▸ **ITEMS**:
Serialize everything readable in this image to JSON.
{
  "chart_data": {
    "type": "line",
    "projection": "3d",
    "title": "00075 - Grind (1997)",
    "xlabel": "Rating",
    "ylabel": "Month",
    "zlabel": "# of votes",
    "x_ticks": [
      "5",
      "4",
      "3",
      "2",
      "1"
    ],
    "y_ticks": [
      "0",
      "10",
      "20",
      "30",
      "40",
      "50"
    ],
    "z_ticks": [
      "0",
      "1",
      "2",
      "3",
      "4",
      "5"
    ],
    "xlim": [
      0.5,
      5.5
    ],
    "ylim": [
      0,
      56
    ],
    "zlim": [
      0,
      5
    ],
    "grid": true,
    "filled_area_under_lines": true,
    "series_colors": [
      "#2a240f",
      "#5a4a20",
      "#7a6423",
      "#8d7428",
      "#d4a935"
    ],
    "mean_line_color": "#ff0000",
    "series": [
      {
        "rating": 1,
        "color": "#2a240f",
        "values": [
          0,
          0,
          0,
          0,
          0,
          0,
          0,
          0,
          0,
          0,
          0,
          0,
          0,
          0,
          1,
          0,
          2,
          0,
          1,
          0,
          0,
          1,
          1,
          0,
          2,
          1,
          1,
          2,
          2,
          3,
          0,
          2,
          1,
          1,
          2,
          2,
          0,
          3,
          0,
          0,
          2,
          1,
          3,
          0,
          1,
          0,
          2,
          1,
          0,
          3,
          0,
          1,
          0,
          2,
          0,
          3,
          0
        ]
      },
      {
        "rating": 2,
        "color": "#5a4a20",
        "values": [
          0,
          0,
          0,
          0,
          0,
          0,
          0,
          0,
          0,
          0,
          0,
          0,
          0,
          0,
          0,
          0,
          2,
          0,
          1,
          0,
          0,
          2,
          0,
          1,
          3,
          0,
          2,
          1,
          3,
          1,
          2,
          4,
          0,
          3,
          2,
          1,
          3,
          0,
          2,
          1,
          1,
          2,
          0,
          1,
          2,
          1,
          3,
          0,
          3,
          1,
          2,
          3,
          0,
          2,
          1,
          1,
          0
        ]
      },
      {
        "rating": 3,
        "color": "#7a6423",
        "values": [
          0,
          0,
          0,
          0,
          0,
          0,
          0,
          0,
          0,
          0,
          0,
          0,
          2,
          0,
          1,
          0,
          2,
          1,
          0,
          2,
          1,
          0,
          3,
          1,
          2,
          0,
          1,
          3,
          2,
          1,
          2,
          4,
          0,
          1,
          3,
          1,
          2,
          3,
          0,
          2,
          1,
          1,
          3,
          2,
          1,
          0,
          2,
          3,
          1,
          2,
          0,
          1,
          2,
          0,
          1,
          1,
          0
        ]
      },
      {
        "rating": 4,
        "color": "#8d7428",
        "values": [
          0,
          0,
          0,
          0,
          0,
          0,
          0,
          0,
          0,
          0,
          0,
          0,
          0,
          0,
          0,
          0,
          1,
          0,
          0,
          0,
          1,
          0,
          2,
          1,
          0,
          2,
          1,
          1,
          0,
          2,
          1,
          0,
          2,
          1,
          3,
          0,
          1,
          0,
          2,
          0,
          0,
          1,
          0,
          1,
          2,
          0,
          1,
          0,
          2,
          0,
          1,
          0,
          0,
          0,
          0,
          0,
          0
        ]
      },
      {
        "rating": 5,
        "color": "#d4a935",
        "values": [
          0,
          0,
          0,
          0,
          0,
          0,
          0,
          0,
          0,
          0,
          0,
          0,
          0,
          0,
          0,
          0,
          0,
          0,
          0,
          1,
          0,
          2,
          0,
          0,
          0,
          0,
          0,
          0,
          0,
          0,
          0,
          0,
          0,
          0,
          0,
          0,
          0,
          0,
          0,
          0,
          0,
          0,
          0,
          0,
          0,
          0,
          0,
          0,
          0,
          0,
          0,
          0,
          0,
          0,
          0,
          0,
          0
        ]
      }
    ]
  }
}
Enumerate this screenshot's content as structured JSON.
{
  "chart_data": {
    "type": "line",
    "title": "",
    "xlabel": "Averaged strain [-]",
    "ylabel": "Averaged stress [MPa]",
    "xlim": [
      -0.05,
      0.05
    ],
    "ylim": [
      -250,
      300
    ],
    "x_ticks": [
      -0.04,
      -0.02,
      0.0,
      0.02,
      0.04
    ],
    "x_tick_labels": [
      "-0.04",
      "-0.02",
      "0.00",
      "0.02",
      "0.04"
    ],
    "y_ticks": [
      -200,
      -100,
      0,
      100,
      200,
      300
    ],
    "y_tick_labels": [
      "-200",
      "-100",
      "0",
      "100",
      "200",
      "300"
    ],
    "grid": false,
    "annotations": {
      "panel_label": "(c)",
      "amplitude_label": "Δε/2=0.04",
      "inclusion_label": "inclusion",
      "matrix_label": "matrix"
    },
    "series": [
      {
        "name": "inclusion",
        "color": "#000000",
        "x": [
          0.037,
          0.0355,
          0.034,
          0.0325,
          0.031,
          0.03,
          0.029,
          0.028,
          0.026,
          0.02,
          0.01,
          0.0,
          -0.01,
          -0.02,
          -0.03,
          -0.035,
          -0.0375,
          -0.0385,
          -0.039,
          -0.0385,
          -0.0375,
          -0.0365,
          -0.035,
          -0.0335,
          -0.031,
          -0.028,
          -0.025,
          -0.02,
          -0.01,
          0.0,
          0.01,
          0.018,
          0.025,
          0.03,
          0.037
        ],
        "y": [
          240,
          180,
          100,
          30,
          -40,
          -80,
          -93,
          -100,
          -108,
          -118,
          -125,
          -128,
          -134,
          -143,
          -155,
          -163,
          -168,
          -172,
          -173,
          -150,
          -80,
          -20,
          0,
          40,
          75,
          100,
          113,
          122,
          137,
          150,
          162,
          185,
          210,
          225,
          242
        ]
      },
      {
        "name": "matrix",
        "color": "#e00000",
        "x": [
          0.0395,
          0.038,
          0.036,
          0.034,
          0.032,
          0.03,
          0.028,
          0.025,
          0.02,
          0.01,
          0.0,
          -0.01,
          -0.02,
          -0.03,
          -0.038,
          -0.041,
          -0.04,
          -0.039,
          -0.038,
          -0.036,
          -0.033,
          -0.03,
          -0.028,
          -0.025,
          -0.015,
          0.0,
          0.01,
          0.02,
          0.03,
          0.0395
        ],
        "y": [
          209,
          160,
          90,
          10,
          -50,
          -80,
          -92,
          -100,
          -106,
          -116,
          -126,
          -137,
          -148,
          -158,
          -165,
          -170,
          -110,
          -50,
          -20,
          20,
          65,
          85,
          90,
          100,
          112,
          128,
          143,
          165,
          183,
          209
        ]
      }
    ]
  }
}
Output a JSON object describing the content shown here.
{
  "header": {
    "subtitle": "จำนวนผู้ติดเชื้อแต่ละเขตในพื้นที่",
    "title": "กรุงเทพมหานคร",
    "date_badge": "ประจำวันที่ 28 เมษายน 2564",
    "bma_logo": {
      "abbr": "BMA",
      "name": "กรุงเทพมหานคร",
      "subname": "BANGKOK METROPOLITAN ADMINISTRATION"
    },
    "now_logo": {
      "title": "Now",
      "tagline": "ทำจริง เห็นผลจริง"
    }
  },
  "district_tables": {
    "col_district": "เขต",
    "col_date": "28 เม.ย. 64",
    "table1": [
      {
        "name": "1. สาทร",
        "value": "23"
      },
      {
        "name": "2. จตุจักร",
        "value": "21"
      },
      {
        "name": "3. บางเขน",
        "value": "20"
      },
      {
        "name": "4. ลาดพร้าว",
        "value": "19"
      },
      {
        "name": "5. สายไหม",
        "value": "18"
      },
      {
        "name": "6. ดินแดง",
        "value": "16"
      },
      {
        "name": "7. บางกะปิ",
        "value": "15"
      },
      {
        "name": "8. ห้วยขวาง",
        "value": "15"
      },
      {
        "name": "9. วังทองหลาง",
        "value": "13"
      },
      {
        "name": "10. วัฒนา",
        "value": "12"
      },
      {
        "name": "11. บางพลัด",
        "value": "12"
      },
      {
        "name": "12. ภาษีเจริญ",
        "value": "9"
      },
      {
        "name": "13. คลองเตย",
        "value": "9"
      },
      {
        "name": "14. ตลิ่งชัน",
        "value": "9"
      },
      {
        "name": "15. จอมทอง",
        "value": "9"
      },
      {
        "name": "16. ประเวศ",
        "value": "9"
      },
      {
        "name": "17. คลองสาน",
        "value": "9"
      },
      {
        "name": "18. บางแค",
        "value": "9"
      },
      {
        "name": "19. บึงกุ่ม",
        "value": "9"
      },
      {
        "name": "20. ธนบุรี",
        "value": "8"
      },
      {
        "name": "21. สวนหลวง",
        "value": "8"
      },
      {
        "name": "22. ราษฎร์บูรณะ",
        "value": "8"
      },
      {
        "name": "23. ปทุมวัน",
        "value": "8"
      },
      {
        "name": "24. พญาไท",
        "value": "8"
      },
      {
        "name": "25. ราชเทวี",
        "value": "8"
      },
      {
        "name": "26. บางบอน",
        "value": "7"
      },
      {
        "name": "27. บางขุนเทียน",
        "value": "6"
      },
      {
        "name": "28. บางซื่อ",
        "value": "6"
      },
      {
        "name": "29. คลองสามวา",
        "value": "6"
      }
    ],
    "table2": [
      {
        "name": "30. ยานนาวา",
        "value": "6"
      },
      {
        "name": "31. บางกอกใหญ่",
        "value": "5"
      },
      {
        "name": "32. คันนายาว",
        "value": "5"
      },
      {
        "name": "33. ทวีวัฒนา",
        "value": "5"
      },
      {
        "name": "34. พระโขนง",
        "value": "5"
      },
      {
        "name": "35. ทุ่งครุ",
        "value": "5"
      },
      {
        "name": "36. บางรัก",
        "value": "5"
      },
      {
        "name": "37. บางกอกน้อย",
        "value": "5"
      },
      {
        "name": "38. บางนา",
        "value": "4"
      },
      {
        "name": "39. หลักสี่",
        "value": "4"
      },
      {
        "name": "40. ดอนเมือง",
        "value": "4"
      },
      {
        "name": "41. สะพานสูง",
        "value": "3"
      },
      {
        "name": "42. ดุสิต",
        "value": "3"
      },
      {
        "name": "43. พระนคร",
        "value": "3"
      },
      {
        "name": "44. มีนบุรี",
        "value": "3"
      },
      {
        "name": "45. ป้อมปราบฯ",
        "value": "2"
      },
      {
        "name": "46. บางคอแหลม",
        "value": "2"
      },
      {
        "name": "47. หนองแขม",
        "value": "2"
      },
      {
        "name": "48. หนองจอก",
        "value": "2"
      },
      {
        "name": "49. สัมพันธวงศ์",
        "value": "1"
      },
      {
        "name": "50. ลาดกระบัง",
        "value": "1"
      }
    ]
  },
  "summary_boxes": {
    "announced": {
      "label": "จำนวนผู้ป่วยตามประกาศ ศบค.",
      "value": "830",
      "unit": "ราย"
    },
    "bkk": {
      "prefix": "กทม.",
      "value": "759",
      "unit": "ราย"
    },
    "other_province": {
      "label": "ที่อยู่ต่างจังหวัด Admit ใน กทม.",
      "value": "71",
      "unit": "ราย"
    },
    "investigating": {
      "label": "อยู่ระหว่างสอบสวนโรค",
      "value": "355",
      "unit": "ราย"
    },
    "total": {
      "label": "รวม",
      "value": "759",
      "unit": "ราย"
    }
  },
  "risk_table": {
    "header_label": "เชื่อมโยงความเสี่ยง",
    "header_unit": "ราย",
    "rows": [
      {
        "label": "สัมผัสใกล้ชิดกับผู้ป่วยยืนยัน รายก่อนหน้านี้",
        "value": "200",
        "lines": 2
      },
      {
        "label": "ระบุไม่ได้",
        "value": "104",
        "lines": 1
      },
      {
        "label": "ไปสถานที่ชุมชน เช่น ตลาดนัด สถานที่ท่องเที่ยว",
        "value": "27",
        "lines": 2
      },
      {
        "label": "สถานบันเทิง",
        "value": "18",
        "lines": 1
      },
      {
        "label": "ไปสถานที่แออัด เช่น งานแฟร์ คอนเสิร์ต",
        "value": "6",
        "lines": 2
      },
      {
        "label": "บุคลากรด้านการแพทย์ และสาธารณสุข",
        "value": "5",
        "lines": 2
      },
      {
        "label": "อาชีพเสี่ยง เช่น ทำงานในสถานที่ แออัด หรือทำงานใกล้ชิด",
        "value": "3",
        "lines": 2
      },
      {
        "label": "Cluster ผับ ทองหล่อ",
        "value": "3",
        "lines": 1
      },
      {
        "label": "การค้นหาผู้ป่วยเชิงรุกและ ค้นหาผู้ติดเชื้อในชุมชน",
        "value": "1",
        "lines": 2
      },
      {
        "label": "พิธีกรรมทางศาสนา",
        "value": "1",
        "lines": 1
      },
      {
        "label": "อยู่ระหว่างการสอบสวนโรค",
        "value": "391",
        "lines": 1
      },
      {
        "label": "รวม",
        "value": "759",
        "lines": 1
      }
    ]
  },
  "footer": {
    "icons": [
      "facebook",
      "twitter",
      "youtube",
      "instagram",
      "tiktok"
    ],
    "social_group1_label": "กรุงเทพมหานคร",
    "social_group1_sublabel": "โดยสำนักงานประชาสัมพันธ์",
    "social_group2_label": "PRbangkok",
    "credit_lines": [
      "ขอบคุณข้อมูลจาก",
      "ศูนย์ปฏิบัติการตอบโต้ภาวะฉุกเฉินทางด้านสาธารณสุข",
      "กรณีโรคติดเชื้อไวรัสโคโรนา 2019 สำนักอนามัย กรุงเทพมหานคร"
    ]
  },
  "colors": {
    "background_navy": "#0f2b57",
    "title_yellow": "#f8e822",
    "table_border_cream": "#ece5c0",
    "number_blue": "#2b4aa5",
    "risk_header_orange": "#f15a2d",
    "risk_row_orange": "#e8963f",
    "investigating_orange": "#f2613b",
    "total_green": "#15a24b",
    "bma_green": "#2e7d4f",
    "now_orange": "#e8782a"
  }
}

▸ **TASK STATEMENT**: List all lines above in which the string "true" appears.

▸ **PROBLEM SOLUTION**:
    "grid": true,
    "filled_area_under_lines": true,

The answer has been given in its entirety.